** begin Dataset extract **

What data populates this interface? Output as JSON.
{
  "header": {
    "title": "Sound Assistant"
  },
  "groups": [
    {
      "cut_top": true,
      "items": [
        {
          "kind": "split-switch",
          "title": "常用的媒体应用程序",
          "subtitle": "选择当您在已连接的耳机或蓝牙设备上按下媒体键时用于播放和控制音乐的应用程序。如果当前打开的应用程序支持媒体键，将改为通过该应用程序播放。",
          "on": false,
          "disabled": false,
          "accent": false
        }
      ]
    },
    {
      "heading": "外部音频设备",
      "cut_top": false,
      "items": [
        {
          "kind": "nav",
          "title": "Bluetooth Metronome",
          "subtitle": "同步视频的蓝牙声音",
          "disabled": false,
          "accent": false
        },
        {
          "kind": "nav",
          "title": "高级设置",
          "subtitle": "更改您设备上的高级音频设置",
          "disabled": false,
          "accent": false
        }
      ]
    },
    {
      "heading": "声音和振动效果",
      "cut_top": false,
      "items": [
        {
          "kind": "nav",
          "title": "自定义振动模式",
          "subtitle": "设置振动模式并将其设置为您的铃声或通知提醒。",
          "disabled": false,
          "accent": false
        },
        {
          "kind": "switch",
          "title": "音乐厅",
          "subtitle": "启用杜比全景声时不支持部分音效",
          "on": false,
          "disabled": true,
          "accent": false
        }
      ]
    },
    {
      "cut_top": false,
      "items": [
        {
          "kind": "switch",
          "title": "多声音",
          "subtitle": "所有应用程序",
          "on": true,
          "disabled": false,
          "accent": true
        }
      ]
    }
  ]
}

** end Dataset extract **

▸ **Work to complete**
Every entry should be output exactly as written, please.

▸ **Complete answer**
What data populates this interface? Output as JSON.
{
  "header": {
    "title": "Sound Assistant"
  },
  "groups": [
    {
      "cut_top": true,
      "items": [
        {
          "kind": "split-switch",
          "title": "常用的媒体应用程序",
          "subtitle": "选择当您在已连接的耳机或蓝牙设备上按下媒体键时用于播放和控制音乐的应用程序。如果当前打开的应用程序支持媒体键，将改为通过该应用程序播放。",
          "on": false,
          "disabled": false,
          "accent": false
        }
      ]
    },
    {
      "heading": "外部音频设备",
      "cut_top": false,
      "items": [
        {
          "kind": "nav",
          "title": "Bluetooth Metronome",
          "subtitle": "同步视频的蓝牙声音",
          "disabled": false,
          "accent": false
        },
        {
          "kind": "nav",
          "title": "高级设置",
          "subtitle": "更改您设备上的高级音频设置",
          "disabled": false,
          "accent": false
        }
      ]
    },
    {
      "heading": "声音和振动效果",
      "cut_top": false,
      "items": [
        {
          "kind": "nav",
          "title": "自定义振动模式",
          "subtitle": "设置振动模式并将其设置为您的铃声或通知提醒。",
          "disabled": false,
          "accent": false
        },
        {
          "kind": "switch",
          "title": "音乐厅",
          "subtitle": "启用杜比全景声时不支持部分音效",
          "on": false,
          "disabled": true,
          "accent": false
        }
      ]
    },
    {
      "cut_top": false,
      "items": [
        {
          "kind": "switch",
          "title": "多声音",
          "subtitle": "所有应用程序",
          "on": true,
          "disabled": false,
          "accent": true
        }
      ]
    }
  ]
}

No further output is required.